Data records
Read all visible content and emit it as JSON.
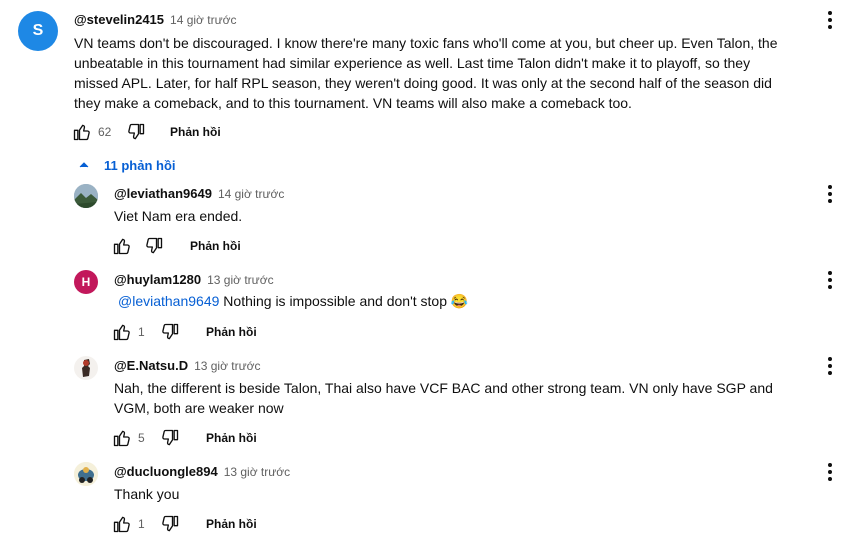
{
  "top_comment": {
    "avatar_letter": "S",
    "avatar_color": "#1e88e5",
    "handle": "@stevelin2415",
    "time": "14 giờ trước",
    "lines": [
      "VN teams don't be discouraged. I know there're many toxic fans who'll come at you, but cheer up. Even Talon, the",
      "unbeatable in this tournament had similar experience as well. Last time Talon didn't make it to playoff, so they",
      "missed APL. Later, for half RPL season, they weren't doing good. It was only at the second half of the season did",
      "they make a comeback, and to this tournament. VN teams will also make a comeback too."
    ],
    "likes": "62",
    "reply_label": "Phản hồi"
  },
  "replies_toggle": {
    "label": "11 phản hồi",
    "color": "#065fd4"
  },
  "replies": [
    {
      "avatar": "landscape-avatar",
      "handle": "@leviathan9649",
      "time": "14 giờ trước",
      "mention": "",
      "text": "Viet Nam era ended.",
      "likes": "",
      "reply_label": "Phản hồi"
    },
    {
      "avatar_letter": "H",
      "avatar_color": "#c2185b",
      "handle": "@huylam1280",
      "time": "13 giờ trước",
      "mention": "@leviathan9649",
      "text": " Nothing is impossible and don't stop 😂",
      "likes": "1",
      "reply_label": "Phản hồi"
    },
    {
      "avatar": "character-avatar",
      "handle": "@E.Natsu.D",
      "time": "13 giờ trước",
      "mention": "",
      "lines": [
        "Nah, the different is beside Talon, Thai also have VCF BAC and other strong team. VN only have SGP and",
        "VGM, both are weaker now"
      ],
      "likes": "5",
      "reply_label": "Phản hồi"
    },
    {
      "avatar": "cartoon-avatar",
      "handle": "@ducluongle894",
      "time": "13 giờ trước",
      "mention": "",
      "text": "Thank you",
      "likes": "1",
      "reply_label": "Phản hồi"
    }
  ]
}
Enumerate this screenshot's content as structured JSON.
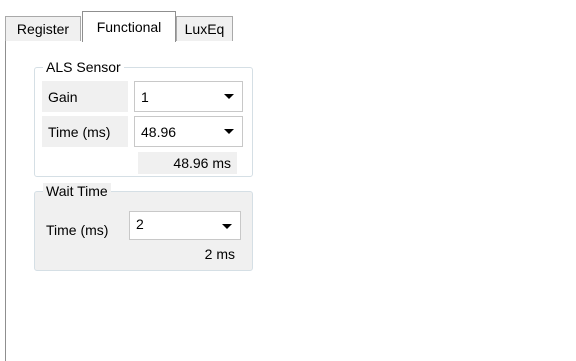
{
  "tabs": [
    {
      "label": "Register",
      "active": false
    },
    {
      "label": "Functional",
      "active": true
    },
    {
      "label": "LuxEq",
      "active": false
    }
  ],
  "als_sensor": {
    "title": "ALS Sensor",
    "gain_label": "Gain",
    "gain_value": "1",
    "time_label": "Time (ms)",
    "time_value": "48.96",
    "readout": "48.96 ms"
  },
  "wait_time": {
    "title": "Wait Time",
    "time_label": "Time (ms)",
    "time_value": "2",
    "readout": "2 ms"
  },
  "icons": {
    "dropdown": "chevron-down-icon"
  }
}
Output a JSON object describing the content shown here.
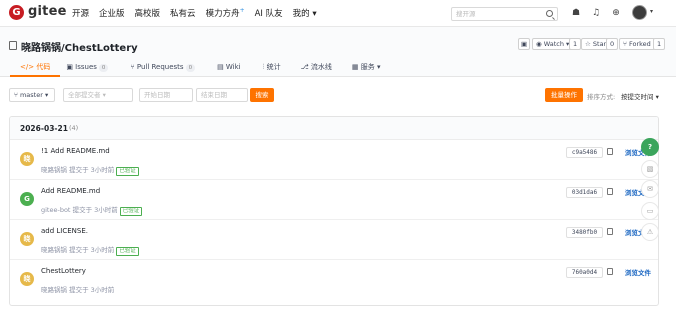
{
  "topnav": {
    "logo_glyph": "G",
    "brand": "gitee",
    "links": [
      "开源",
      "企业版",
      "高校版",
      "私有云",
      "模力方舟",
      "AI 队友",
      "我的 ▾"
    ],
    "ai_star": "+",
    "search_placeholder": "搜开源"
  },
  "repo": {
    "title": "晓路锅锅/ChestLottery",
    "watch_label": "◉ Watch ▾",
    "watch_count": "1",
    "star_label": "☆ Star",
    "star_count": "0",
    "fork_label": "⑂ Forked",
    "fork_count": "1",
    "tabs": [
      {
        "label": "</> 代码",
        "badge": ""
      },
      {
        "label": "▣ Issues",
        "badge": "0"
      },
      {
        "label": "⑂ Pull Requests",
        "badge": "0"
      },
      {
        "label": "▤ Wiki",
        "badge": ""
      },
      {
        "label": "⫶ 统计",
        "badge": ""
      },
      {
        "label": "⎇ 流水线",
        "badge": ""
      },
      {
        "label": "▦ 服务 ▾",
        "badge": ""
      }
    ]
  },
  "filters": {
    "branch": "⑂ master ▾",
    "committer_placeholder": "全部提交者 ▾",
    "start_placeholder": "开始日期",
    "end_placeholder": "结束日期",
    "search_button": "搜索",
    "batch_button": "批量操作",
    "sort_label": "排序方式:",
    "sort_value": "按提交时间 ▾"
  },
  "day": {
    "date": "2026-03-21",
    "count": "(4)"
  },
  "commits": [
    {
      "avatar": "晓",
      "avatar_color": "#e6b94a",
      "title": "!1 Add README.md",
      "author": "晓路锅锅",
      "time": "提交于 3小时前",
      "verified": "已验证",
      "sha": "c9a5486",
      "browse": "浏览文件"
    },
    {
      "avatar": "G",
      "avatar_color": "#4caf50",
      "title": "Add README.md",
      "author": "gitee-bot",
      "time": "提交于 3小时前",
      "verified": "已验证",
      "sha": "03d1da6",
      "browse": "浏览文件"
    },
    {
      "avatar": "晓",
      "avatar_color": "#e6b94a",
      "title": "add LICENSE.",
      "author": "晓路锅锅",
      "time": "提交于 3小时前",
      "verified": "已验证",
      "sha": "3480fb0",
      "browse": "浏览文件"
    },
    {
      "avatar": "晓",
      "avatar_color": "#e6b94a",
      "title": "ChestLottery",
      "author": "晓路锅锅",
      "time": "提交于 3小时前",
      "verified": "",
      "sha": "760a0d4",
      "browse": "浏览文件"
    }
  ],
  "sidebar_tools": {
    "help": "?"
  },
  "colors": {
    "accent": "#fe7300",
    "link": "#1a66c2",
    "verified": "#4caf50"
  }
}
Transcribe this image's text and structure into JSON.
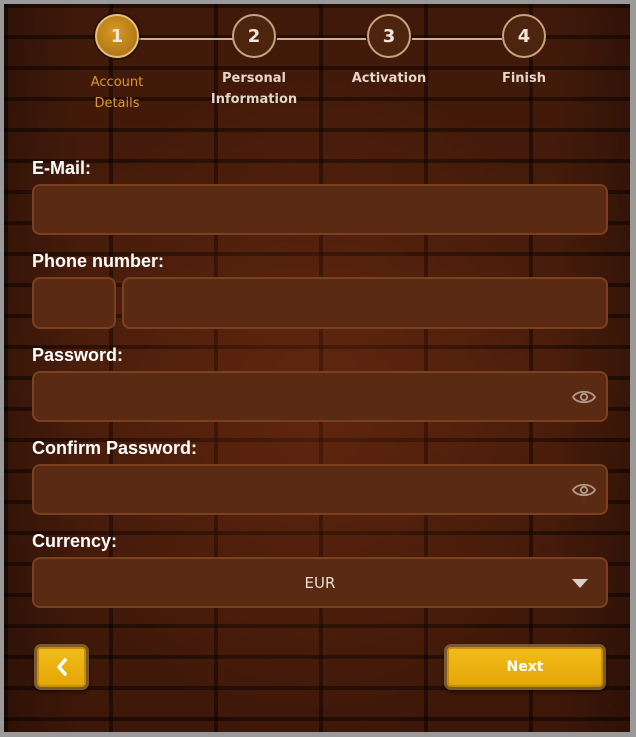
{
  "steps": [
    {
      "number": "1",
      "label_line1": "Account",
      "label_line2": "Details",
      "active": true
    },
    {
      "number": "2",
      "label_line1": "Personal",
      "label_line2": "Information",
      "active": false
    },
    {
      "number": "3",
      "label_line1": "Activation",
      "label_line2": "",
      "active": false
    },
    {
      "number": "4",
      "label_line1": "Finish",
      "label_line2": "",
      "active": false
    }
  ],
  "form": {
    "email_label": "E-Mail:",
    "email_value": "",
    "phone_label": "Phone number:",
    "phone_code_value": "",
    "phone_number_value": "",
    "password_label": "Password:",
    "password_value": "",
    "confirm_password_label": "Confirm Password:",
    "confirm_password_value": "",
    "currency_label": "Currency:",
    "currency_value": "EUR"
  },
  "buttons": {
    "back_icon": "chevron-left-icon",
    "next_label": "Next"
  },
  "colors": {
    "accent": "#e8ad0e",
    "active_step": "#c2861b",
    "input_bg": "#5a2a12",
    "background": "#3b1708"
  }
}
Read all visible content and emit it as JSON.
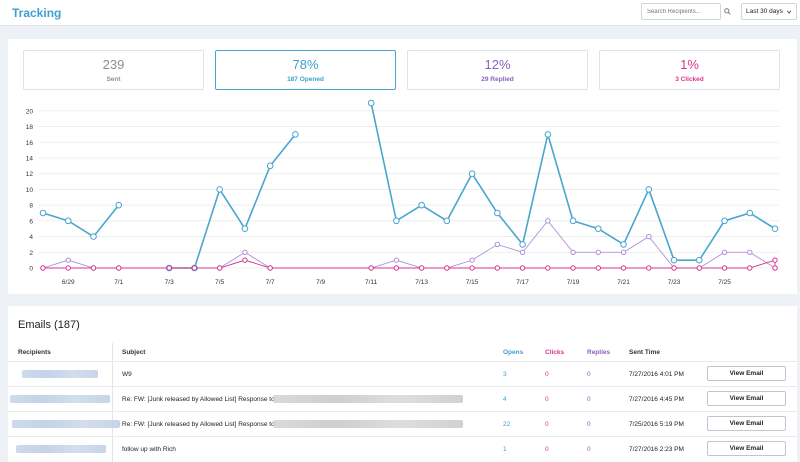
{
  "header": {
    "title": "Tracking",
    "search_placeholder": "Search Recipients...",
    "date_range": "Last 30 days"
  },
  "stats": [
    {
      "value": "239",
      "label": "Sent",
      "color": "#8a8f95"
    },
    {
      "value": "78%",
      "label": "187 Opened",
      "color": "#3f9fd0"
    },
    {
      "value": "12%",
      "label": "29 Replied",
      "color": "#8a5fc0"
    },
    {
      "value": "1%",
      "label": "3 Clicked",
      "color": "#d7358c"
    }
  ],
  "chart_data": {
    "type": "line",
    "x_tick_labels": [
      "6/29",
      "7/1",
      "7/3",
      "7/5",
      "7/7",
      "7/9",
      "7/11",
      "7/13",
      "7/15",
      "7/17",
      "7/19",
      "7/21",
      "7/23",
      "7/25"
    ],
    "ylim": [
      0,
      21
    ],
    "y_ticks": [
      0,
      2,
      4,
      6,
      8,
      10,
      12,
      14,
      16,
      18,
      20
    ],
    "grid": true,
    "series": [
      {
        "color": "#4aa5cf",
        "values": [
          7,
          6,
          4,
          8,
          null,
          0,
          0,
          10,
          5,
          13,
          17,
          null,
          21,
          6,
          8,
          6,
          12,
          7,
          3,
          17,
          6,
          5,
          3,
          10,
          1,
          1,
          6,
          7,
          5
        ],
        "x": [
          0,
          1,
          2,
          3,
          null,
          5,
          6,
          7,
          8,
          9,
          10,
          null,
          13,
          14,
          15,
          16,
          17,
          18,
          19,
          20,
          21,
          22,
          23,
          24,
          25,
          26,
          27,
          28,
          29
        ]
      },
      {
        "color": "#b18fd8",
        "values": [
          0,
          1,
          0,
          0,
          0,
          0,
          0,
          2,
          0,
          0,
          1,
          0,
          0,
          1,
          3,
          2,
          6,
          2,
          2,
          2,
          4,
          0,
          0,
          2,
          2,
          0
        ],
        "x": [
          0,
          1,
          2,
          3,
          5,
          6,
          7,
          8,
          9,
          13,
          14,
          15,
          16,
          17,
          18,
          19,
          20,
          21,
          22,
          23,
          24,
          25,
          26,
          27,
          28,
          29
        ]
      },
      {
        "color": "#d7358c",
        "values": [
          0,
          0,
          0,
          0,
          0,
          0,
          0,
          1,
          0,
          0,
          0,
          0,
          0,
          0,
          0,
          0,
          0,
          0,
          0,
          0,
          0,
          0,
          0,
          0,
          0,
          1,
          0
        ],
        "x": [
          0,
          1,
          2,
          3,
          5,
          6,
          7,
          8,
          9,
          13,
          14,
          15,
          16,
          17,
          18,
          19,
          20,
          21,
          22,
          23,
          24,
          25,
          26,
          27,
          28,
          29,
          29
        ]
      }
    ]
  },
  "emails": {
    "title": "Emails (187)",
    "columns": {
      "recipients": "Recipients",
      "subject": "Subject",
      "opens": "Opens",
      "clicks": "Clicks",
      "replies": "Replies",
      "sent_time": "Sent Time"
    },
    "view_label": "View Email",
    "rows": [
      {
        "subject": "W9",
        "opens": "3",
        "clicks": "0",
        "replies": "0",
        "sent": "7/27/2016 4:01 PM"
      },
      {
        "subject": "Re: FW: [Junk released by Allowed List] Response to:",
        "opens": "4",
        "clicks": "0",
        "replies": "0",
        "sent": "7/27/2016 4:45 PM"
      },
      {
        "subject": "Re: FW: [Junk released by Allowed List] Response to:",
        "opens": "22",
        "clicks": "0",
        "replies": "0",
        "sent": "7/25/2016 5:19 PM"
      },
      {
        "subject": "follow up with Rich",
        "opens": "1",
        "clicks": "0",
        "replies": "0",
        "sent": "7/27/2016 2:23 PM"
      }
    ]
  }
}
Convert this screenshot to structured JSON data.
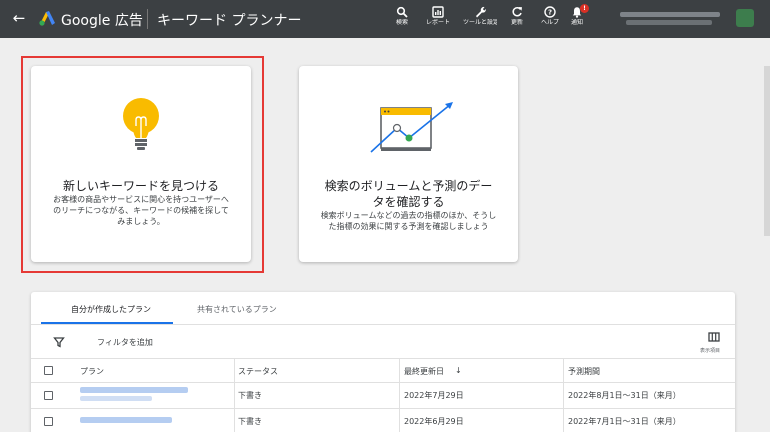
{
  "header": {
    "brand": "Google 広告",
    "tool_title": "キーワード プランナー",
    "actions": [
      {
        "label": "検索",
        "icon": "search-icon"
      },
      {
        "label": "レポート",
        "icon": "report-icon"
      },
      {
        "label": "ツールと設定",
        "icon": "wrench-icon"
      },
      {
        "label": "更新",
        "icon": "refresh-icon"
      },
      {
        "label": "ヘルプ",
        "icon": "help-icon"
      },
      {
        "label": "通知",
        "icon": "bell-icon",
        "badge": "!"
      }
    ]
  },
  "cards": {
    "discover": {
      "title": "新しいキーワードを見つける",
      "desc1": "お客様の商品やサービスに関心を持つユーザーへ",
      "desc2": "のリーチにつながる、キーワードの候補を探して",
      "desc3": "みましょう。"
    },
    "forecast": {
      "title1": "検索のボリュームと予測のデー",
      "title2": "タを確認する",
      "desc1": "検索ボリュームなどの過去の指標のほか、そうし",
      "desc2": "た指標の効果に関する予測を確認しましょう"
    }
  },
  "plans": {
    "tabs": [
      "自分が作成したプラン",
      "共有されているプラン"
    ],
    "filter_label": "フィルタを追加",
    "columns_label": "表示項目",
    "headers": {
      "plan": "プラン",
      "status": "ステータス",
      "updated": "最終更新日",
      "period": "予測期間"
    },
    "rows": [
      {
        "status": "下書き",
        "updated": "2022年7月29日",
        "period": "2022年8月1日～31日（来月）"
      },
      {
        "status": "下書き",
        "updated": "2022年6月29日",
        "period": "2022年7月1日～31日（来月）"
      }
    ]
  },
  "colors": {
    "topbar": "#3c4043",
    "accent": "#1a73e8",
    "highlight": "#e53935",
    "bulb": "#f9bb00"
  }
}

#### What is being asked:
Write out every line of the entries that holds the word "text".

#### Answer in full:
      "text": "Viet Nam era ended.",
      "text": " Nothing is impossible and don't stop 😂",
      "text": "Thank you",
Transcribe this image's text and structure into JSON.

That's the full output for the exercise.